» **TASK INSTRUCTIONS**:
Extract all lines that hold "capex" from the records below.

== PROVIDED DATA

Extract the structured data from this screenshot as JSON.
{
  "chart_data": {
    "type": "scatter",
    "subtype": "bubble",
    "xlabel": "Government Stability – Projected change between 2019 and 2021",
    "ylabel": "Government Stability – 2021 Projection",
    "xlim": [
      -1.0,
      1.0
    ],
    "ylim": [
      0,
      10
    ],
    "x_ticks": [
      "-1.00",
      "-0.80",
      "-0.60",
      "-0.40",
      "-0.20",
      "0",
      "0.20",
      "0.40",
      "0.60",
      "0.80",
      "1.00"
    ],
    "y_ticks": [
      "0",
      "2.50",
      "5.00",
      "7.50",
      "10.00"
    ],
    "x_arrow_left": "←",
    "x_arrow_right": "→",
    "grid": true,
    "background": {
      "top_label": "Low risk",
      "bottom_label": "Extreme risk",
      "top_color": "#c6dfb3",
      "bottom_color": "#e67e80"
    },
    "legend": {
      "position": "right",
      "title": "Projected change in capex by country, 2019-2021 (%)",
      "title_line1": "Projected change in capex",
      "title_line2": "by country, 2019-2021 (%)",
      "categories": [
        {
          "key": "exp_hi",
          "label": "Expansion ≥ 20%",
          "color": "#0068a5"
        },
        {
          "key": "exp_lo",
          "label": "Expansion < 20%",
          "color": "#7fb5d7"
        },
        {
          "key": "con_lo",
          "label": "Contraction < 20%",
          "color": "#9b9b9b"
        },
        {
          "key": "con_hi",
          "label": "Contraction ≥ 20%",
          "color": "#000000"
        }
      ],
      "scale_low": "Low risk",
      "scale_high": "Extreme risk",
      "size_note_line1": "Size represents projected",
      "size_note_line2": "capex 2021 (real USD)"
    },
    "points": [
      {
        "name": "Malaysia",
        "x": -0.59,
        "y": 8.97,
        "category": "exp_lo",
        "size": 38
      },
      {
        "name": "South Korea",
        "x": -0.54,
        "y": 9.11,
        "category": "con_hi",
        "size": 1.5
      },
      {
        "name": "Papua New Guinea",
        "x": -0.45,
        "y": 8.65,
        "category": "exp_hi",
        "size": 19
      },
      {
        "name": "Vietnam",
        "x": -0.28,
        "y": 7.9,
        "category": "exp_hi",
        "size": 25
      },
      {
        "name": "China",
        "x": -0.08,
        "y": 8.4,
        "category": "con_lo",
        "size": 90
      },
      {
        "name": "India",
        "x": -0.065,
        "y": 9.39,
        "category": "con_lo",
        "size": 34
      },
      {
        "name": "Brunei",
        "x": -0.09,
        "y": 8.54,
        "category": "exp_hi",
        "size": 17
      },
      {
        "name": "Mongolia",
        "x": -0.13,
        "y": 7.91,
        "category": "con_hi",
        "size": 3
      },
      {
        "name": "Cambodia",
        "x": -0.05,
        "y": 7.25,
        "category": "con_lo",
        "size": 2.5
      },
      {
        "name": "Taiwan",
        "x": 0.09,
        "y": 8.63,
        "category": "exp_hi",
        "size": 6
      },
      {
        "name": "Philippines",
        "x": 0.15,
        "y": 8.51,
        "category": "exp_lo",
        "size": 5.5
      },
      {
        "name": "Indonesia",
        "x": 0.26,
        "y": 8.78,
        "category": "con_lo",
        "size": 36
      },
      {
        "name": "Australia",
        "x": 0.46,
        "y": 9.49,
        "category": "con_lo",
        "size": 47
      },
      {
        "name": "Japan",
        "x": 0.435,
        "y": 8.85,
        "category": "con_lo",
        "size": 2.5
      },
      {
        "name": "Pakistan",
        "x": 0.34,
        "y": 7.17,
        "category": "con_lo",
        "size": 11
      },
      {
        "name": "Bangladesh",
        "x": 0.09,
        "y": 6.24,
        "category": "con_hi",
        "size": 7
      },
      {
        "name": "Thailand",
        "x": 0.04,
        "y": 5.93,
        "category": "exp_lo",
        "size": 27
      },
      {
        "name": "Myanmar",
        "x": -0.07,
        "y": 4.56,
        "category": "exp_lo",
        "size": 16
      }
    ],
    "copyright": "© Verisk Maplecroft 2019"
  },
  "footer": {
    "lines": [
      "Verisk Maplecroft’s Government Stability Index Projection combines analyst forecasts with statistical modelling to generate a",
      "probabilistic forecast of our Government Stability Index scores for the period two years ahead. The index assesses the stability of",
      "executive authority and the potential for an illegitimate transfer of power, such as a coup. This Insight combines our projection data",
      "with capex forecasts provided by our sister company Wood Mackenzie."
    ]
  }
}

====
== PROVIDED DATA

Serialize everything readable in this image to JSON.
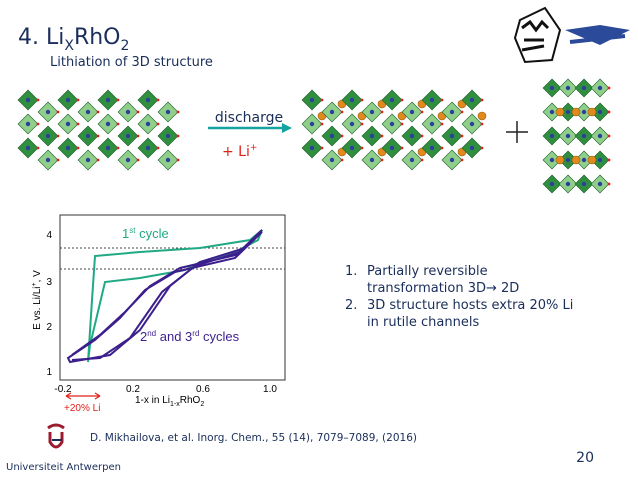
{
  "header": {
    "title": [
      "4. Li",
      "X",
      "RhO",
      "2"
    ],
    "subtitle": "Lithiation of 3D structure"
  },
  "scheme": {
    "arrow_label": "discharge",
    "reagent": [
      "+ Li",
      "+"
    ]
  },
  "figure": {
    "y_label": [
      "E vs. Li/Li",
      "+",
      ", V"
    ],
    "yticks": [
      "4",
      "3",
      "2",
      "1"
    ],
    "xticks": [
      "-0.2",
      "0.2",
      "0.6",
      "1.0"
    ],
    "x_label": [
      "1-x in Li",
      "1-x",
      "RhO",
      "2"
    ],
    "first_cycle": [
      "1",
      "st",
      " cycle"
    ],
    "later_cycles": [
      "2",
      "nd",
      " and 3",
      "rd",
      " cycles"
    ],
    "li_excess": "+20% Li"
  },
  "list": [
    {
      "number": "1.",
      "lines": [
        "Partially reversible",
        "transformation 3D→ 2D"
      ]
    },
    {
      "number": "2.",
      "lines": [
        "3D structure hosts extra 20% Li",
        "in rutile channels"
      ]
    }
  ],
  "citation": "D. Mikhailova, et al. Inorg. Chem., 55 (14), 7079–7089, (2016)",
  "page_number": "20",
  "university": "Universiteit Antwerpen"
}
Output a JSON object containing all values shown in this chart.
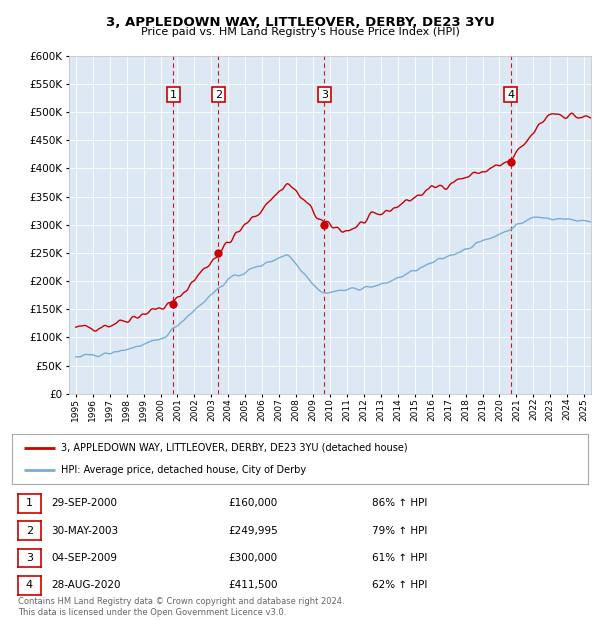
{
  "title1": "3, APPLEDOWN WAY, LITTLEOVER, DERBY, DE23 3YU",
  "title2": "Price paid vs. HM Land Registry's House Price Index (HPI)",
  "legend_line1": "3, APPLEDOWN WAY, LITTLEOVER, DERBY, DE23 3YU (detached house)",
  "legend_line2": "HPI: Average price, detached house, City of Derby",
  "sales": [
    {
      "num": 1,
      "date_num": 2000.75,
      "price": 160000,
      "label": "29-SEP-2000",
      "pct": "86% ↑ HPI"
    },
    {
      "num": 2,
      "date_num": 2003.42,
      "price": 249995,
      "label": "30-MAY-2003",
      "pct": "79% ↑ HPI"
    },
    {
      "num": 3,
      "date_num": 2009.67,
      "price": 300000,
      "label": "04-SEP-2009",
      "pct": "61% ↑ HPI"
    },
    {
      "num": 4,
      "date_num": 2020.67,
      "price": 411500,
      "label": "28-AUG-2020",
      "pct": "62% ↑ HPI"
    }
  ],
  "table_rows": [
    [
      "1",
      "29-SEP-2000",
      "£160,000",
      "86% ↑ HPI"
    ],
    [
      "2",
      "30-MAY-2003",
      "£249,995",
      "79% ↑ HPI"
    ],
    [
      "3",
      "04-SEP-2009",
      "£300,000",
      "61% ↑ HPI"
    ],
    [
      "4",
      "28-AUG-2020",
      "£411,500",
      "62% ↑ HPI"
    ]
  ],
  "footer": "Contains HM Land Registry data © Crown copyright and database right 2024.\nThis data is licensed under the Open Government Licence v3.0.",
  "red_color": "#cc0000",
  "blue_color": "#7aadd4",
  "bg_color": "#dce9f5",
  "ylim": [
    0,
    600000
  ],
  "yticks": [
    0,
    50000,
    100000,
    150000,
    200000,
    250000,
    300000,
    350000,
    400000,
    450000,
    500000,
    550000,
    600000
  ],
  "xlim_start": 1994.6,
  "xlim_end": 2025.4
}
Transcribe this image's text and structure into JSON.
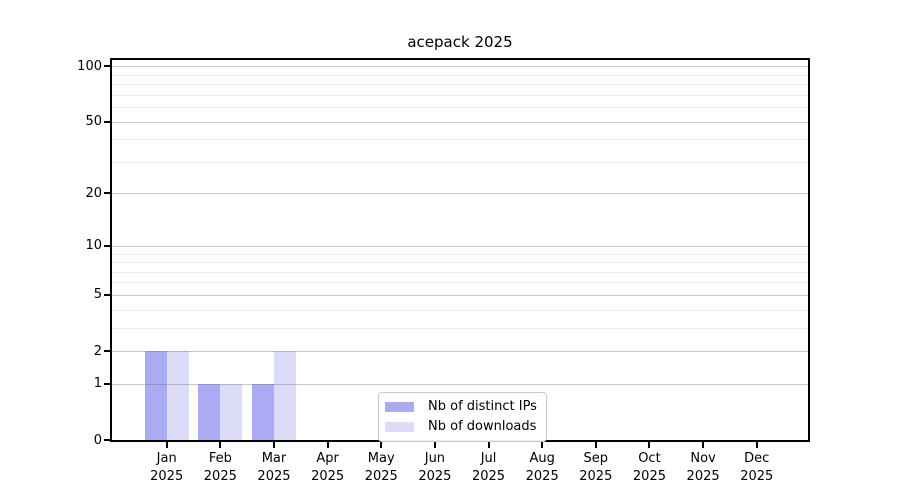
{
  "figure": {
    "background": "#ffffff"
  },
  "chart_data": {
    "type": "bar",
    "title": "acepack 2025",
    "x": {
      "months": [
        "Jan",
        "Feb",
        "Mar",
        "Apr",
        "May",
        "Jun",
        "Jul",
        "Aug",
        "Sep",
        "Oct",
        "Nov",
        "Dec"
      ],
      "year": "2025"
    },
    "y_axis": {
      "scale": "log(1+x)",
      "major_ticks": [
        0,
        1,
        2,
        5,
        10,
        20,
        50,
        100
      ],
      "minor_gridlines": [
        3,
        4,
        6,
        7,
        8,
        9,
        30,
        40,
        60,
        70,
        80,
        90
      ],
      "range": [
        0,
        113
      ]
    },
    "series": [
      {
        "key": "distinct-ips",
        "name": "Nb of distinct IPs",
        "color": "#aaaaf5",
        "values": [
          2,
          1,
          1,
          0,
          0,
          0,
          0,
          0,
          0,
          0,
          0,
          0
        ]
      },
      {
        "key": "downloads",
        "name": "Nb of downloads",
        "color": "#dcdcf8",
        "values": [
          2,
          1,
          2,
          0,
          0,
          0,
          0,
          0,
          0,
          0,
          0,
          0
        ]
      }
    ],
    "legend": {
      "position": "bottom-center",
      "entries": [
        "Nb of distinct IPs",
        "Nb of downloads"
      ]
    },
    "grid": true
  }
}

====

» **RESPONSE**:
      "title": "Projected change in capex by country, 2019-2021 (%)",
      "title_line1": "Projected change in capex",
      "size_note_line2": "capex 2021 (real USD)"
      "with capex forecasts provided by our sister company Wood Mackenzie."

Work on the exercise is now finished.